- _Task description_:
Below are the records. Gather each line that holds "подсистемы".

Recorded data
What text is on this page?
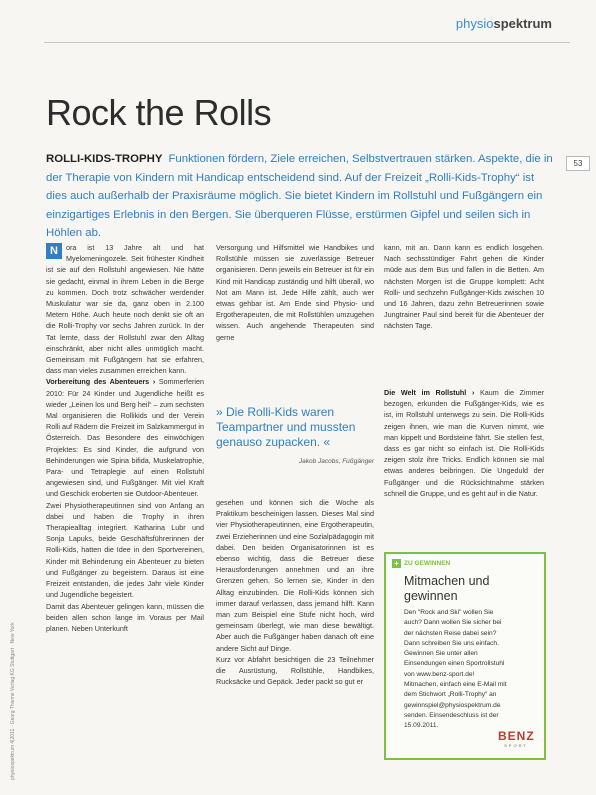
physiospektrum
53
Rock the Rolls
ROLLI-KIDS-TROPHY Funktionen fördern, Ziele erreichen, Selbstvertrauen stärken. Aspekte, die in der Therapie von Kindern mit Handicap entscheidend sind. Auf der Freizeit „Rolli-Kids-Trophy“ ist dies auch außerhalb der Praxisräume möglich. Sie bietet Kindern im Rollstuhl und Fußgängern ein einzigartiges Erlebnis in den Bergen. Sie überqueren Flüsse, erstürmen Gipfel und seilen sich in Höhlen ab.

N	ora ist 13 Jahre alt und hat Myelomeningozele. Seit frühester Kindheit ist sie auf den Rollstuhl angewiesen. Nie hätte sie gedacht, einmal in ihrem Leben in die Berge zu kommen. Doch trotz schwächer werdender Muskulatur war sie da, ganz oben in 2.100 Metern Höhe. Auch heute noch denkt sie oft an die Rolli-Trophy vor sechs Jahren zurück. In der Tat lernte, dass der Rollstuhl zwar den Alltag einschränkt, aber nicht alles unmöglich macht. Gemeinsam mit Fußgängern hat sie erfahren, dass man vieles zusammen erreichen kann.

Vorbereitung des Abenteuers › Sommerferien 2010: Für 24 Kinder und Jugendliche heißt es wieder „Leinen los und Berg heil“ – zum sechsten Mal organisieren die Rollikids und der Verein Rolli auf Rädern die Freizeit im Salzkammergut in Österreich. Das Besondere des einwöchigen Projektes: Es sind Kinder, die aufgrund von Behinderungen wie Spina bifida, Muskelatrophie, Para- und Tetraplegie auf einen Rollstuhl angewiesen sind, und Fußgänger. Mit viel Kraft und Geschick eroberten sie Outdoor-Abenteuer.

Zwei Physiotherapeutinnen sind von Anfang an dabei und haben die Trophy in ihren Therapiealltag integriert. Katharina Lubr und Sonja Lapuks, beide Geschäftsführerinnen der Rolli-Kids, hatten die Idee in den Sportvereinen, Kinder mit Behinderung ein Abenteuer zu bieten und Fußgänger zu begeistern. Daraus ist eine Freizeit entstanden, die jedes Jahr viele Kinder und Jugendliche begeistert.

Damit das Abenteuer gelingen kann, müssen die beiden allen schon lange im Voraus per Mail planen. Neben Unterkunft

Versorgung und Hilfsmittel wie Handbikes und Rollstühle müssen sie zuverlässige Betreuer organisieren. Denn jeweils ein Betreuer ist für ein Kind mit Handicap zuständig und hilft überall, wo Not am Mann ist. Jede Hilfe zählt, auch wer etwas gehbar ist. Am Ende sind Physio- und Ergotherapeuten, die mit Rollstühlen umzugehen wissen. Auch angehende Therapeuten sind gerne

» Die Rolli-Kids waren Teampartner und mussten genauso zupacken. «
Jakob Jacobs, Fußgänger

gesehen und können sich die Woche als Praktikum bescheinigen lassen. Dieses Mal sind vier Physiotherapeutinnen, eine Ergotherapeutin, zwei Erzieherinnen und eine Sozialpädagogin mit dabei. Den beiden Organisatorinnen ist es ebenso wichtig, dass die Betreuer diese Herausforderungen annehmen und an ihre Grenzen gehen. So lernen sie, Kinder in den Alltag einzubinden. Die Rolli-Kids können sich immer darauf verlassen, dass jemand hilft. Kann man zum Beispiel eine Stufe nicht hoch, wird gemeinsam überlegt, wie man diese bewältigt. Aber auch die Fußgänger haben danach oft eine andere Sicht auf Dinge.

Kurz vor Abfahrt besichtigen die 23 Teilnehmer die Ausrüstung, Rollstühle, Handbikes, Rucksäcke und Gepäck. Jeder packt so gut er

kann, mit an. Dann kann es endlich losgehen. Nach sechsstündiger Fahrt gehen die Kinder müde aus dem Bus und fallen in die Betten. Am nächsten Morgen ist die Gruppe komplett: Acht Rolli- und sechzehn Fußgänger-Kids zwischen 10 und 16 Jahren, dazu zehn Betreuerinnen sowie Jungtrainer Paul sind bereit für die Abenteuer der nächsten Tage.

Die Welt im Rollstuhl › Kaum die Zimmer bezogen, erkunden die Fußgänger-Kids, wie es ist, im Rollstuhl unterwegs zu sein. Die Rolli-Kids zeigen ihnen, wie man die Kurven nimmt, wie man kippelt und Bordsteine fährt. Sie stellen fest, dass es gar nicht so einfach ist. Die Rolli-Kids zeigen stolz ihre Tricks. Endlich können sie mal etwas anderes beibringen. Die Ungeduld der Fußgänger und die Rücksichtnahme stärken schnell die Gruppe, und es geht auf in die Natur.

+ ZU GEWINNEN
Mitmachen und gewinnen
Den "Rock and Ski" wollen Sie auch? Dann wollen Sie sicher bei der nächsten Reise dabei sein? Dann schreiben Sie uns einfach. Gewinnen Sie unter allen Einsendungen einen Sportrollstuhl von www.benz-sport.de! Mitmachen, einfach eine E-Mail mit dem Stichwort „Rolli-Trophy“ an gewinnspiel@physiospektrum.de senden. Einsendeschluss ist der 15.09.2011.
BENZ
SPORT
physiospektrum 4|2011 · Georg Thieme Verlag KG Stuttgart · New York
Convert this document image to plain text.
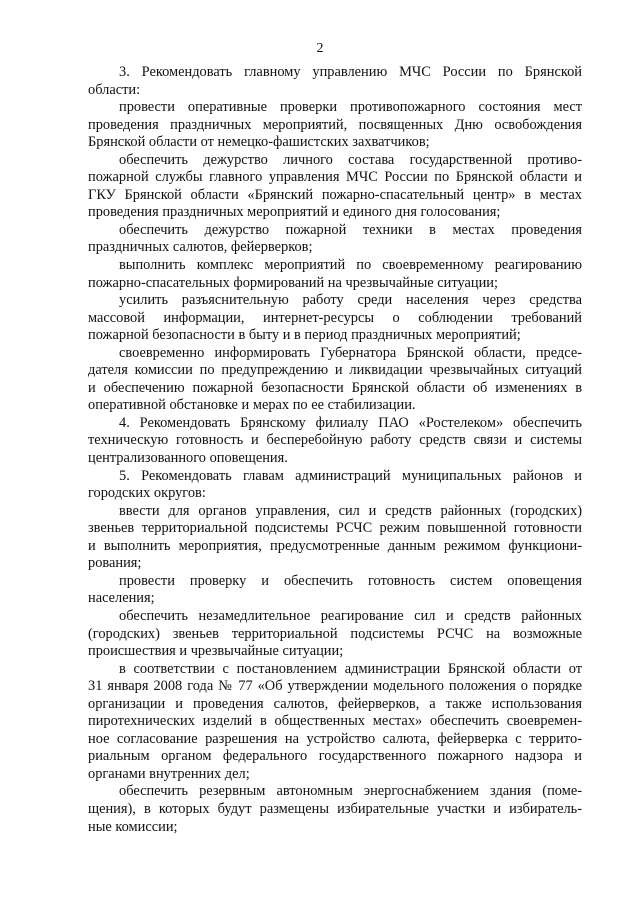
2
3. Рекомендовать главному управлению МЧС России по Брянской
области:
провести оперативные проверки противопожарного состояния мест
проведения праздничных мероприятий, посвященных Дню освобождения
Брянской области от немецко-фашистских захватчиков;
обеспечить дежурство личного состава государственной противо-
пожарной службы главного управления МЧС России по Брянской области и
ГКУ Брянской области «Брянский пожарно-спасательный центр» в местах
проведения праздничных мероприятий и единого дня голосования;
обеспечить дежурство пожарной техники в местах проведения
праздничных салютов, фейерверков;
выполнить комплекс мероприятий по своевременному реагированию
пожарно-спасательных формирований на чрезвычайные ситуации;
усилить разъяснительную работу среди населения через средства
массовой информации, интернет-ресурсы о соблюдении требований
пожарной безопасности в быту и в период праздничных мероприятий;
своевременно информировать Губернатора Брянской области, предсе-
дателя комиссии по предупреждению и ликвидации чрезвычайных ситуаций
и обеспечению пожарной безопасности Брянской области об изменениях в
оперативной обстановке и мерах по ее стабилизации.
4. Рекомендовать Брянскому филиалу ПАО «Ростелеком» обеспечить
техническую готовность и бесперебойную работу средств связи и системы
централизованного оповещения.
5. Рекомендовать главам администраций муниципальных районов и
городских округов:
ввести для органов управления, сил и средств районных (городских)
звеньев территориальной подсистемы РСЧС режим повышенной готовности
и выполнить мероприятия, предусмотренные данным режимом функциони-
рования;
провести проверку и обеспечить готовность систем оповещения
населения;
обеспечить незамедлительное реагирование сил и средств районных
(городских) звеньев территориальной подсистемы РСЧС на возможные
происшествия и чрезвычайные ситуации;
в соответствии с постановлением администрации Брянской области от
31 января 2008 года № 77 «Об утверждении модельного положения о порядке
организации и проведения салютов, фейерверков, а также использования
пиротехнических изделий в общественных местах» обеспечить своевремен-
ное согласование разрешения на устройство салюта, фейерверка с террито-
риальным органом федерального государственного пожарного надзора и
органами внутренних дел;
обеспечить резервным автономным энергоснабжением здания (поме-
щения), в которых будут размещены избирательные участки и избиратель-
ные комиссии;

- _Output of the task_:
звеньев территориальной подсистемы РСЧС режим повышенной готовности
(городских) звеньев территориальной подсистемы РСЧС на возможные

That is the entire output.